### Problems to solve
1/ Reproduce the rows word for word, starting at the first line and ending at the line that contains "tab-bookmarks-label: Bookmarks xyxy=(356,216,497,247)", with both of those lines included.
2/ Write the next part of the forum thread about stacking RNN layers, picking up from its last post.

### Selected extract

=-=-=-=-=

Ah, I guess that didn’t click for me.

I think you’re saying that adding a RNN layer is equivalent to having a Multi-layer NNs for each timestep.

I think I see now.


From the other mentor’s comment i think I understand now that stacking layers like this is approximately equivalent to having a multi-layer NN within the RNN cell.

I say approximately because I think y[1]<1> of layer 1 is partially dependent on cell state gates between “hidden layers”, whereas what I proposed up top is not.

1 Like

Your 1st image on the top is a time unrolled view of an RNN. It’s the same RNN layer that gets used for all time steps.

The image above refers to chaining / stacking multiple RNN layers which looks like stacking hidden layers.

The image above refers to chaining / stacking multiple RNN layers which looks like stacking hidden layers.

yes, I am aware.

In my initial question I was pondering if it was possible to put a multi-layer NN model inside an individual RNN cell time step, instead of just a single hidden layer of n units.

=-=-=-=-=

### Extracted material
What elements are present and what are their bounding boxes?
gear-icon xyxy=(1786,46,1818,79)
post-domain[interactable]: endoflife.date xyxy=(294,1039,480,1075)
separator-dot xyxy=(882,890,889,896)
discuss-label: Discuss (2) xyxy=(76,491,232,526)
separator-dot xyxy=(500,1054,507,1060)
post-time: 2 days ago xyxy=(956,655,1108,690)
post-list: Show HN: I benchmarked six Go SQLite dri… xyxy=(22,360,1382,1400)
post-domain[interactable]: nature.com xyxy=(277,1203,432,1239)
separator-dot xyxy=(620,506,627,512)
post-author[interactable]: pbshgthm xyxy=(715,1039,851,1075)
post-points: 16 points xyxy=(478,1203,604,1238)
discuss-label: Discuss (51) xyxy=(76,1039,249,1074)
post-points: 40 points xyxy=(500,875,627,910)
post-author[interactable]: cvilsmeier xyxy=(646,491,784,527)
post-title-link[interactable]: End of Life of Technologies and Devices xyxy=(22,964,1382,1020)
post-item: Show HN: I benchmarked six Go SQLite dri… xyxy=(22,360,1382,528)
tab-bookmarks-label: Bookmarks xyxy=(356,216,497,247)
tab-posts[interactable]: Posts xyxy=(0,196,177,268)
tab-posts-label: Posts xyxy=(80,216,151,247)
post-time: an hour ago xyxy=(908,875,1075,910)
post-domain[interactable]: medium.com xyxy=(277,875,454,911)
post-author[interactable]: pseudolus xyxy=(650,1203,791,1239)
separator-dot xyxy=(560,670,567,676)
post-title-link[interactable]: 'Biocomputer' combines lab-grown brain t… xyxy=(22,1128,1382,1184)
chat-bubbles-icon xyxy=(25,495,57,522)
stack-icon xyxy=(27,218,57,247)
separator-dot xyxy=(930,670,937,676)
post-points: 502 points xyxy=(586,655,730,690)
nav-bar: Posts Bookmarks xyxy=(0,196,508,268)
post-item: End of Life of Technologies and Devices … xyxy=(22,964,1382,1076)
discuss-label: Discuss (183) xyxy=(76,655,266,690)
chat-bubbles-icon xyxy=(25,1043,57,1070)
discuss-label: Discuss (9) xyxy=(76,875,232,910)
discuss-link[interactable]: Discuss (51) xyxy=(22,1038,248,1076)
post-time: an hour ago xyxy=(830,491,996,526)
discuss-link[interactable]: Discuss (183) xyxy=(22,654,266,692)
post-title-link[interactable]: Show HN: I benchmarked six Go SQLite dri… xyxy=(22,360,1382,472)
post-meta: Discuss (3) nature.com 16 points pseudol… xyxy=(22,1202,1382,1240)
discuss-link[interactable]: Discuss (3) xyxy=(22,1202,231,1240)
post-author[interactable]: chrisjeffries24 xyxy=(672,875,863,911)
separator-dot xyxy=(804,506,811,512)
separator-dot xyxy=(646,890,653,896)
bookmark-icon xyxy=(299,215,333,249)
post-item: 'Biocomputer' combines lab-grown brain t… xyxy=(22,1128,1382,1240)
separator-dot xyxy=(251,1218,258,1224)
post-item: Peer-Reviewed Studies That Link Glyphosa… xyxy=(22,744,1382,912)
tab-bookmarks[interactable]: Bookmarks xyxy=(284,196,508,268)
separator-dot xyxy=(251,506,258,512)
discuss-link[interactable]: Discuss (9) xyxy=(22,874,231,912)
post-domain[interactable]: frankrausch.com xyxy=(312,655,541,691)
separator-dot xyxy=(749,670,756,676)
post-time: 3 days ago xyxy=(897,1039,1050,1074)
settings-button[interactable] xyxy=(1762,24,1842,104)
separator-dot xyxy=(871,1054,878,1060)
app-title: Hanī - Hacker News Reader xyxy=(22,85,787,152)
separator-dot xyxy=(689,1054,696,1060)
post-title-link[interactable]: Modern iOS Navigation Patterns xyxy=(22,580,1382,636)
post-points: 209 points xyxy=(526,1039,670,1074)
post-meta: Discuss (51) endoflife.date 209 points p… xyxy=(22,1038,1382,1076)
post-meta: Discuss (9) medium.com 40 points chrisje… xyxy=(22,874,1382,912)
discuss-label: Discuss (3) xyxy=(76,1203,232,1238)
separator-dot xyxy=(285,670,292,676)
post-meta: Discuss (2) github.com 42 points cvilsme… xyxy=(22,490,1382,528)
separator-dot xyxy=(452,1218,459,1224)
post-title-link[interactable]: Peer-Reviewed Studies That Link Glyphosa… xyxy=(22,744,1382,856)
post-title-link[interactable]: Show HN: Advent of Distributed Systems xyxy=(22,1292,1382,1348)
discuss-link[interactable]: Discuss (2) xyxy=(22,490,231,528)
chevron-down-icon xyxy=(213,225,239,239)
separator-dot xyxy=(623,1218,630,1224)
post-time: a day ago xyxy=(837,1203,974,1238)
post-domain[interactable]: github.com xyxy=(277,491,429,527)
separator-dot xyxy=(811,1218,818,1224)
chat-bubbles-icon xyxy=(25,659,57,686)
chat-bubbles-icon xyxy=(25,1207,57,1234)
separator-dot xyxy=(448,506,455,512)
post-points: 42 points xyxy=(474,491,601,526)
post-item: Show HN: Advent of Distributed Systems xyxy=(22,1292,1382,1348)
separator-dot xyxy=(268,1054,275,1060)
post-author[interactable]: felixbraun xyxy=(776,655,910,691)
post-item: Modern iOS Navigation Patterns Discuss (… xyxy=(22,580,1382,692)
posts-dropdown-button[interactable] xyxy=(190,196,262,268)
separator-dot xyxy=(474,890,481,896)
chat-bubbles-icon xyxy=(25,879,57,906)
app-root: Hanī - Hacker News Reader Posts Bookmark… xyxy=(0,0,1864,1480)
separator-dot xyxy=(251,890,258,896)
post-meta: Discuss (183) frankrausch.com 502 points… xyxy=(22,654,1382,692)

=-=-=-=-=

### Answer set
1/
What elements are present and what are their bounding boxes?
gear-icon xyxy=(1786,46,1818,79)
post-domain[interactable]: endoflife.date xyxy=(294,1039,480,1075)
separator-dot xyxy=(882,890,889,896)
discuss-label: Discuss (2) xyxy=(76,491,232,526)
separator-dot xyxy=(500,1054,507,1060)
post-time: 2 days ago xyxy=(956,655,1108,690)
post-list: Show HN: I benchmarked six Go SQLite dri… xyxy=(22,360,1382,1400)
post-domain[interactable]: nature.com xyxy=(277,1203,432,1239)
separator-dot xyxy=(620,506,627,512)
post-author[interactable]: pbshgthm xyxy=(715,1039,851,1075)
post-points: 16 points xyxy=(478,1203,604,1238)
discuss-label: Discuss (51) xyxy=(76,1039,249,1074)
post-points: 40 points xyxy=(500,875,627,910)
post-author[interactable]: cvilsmeier xyxy=(646,491,784,527)
post-title-link[interactable]: End of Life of Technologies and Devices xyxy=(22,964,1382,1020)
post-item: Show HN: I benchmarked six Go SQLite dri… xyxy=(22,360,1382,528)
tab-bookmarks-label: Bookmarks xyxy=(356,216,497,247)

2/
With the second image, I was posting about my new understanding from the other mentor that chain/stacking RNN layers effectively creates a multi-layer NN model for each time step.

1 Like

Got it.

1 Like

Have you watched all the lectures in DLS C5 Week 1? Prof Ng specifically discusses a number of the different possible RNN architectures including the “stacked” multilayer approach that you show in your second diagram. He doesn’t go into a lot of detail specifically on that multi-layer architecture, but he definitely mentions it. I have never pursued that any further or tried to implement that in TF or PyTorch.